What you are asked to do | Every record below should be written out exactly; pictures stay out.
-- -- --
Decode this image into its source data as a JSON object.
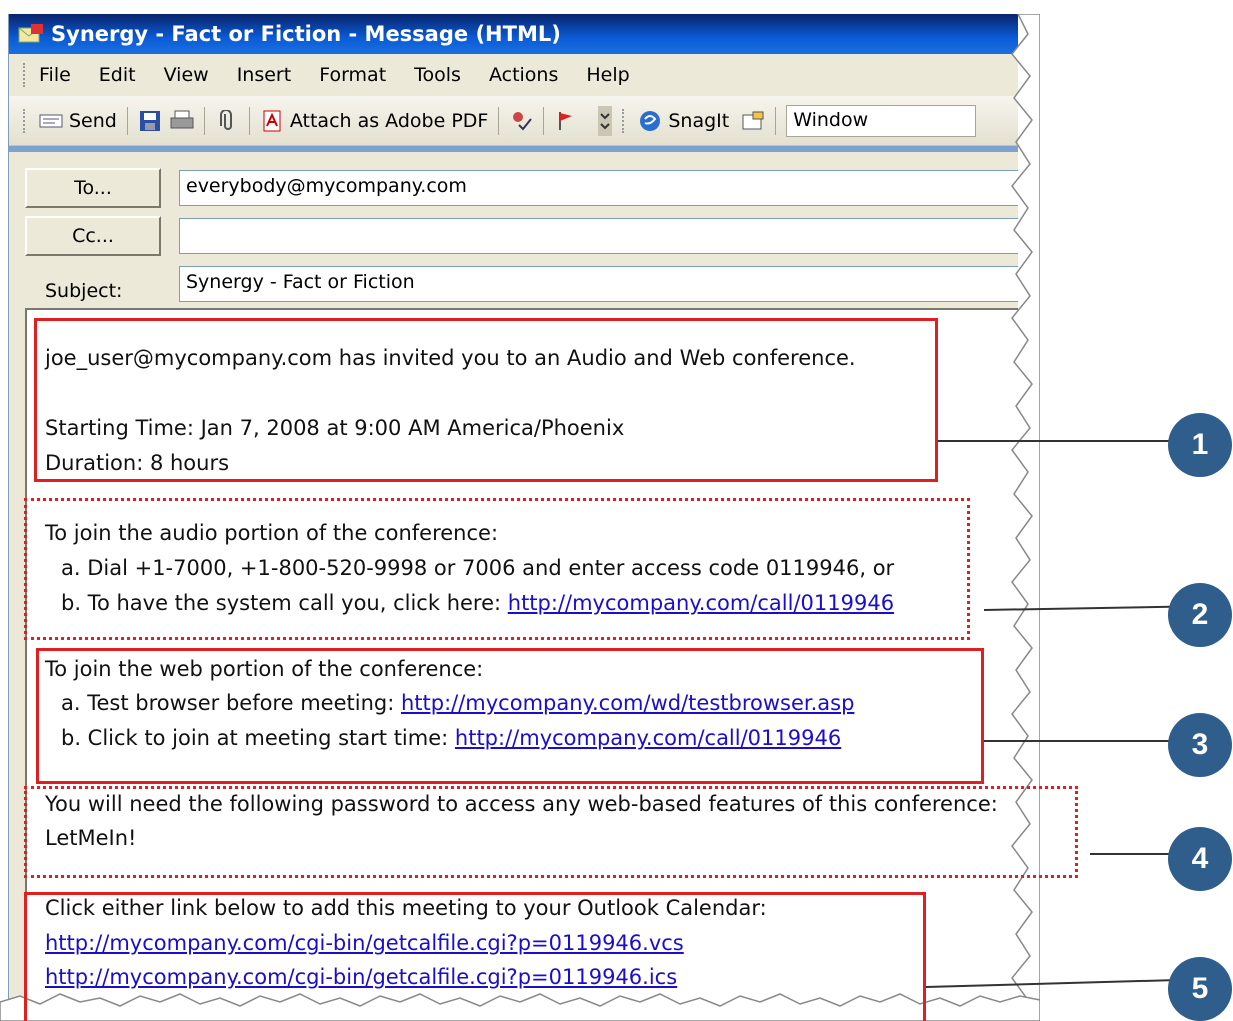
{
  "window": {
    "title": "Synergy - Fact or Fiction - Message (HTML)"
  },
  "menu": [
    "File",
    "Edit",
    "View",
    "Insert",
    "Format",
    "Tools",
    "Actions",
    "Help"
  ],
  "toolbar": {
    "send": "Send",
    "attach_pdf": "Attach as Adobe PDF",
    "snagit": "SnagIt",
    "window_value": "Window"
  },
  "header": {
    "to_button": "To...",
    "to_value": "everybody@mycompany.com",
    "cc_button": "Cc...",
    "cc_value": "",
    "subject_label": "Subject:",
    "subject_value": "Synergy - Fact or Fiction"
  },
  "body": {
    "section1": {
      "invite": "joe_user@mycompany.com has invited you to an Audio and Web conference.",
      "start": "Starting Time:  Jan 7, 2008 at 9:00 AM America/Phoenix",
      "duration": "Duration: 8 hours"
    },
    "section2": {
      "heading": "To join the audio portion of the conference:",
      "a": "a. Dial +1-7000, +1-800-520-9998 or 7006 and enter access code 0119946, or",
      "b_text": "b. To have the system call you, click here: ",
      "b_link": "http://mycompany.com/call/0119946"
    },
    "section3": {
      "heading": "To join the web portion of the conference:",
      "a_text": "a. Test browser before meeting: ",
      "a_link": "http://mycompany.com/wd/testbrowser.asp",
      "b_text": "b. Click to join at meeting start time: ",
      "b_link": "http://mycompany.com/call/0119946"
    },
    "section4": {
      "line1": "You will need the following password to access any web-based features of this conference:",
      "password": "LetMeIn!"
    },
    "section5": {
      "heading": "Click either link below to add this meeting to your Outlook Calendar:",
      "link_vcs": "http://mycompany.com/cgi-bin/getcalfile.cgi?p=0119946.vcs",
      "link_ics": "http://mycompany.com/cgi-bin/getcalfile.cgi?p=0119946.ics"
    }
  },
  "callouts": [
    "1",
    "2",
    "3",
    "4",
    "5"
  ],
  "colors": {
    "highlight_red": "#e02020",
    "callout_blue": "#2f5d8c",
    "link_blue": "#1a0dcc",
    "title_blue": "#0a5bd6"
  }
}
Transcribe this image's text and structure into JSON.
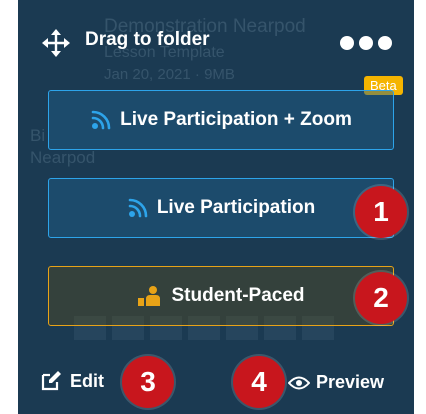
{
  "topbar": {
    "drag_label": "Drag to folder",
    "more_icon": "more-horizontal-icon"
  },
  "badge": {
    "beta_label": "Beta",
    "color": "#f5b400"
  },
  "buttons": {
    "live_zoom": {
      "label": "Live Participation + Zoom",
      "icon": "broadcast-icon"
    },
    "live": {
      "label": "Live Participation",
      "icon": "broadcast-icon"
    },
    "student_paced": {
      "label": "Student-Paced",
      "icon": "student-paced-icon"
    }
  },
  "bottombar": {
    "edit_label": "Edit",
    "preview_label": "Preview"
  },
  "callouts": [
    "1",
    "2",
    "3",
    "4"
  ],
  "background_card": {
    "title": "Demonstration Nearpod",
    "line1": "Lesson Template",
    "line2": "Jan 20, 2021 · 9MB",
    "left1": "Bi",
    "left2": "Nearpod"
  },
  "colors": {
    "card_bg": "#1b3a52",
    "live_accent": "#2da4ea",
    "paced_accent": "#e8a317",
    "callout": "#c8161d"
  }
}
-- -- --
Answer to this problem |
Decode this image into its source data as a JSON object.
{
  "window": {
    "title": "Synergy - Fact or Fiction - Message (HTML)"
  },
  "menu": [
    "File",
    "Edit",
    "View",
    "Insert",
    "Format",
    "Tools",
    "Actions",
    "Help"
  ],
  "toolbar": {
    "send": "Send",
    "attach_pdf": "Attach as Adobe PDF",
    "snagit": "SnagIt",
    "window_value": "Window"
  },
  "header": {
    "to_button": "To...",
    "to_value": "everybody@mycompany.com",
    "cc_button": "Cc...",
    "cc_value": "",
    "subject_label": "Subject:",
    "subject_value": "Synergy - Fact or Fiction"
  },
  "body": {
    "section1": {
      "invite": "joe_user@mycompany.com has invited you to an Audio and Web conference.",
      "start": "Starting Time:  Jan 7, 2008 at 9:00 AM America/Phoenix",
      "duration": "Duration: 8 hours"
    },
    "section2": {
      "heading": "To join the audio portion of the conference:",
      "a": "a. Dial +1-7000, +1-800-520-9998 or 7006 and enter access code 0119946, or",
      "b_text": "b. To have the system call you, click here: ",
      "b_link": "http://mycompany.com/call/0119946"
    },
    "section3": {
      "heading": "To join the web portion of the conference:",
      "a_text": "a. Test browser before meeting: ",
      "a_link": "http://mycompany.com/wd/testbrowser.asp",
      "b_text": "b. Click to join at meeting start time: ",
      "b_link": "http://mycompany.com/call/0119946"
    },
    "section4": {
      "line1": "You will need the following password to access any web-based features of this conference:",
      "password": "LetMeIn!"
    },
    "section5": {
      "heading": "Click either link below to add this meeting to your Outlook Calendar:",
      "link_vcs": "http://mycompany.com/cgi-bin/getcalfile.cgi?p=0119946.vcs",
      "link_ics": "http://mycompany.com/cgi-bin/getcalfile.cgi?p=0119946.ics"
    }
  },
  "callouts": [
    "1",
    "2",
    "3",
    "4",
    "5"
  ],
  "colors": {
    "highlight_red": "#e02020",
    "callout_blue": "#2f5d8c",
    "link_blue": "#1a0dcc",
    "title_blue": "#0a5bd6"
  }
}
Transcribe this image's text and structure into JSON.
{
  "topbar": {
    "drag_label": "Drag to folder",
    "more_icon": "more-horizontal-icon"
  },
  "badge": {
    "beta_label": "Beta",
    "color": "#f5b400"
  },
  "buttons": {
    "live_zoom": {
      "label": "Live Participation + Zoom",
      "icon": "broadcast-icon"
    },
    "live": {
      "label": "Live Participation",
      "icon": "broadcast-icon"
    },
    "student_paced": {
      "label": "Student-Paced",
      "icon": "student-paced-icon"
    }
  },
  "bottombar": {
    "edit_label": "Edit",
    "preview_label": "Preview"
  },
  "callouts": [
    "1",
    "2",
    "3",
    "4"
  ],
  "background_card": {
    "title": "Demonstration Nearpod",
    "line1": "Lesson Template",
    "line2": "Jan 20, 2021 · 9MB",
    "left1": "Bi",
    "left2": "Nearpod"
  },
  "colors": {
    "card_bg": "#1b3a52",
    "live_accent": "#2da4ea",
    "paced_accent": "#e8a317",
    "callout": "#c8161d"
  }
}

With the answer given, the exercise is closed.